## BEGIN PROVIDED ENTRIES
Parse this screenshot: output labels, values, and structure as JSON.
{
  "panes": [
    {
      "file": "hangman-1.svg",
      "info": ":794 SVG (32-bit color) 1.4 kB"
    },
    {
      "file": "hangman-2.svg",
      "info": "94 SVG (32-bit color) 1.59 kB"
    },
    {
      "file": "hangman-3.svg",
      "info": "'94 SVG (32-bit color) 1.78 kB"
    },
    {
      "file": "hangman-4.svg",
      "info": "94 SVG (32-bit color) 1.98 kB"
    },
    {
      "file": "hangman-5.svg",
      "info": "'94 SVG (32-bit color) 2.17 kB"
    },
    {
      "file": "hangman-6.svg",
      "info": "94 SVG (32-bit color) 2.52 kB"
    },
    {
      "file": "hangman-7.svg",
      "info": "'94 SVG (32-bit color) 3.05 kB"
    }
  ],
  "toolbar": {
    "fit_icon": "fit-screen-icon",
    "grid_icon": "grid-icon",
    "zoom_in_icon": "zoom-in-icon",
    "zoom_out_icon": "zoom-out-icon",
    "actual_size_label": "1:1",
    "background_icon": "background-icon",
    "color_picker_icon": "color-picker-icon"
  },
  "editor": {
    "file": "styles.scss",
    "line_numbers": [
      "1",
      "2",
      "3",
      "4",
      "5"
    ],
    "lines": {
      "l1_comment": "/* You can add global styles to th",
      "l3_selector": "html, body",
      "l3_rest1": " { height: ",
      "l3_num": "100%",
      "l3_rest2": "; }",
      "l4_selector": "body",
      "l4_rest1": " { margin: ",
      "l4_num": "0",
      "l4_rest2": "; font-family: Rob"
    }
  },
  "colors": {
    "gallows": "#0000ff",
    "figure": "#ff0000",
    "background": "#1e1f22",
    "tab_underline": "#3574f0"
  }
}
## END PROVIDED ENTRIES
● REQUIRED WORK:
Report the number of lines that include the string "hangman"; return nothing but the count.

● ANSWER TO THE EXERCISE:
7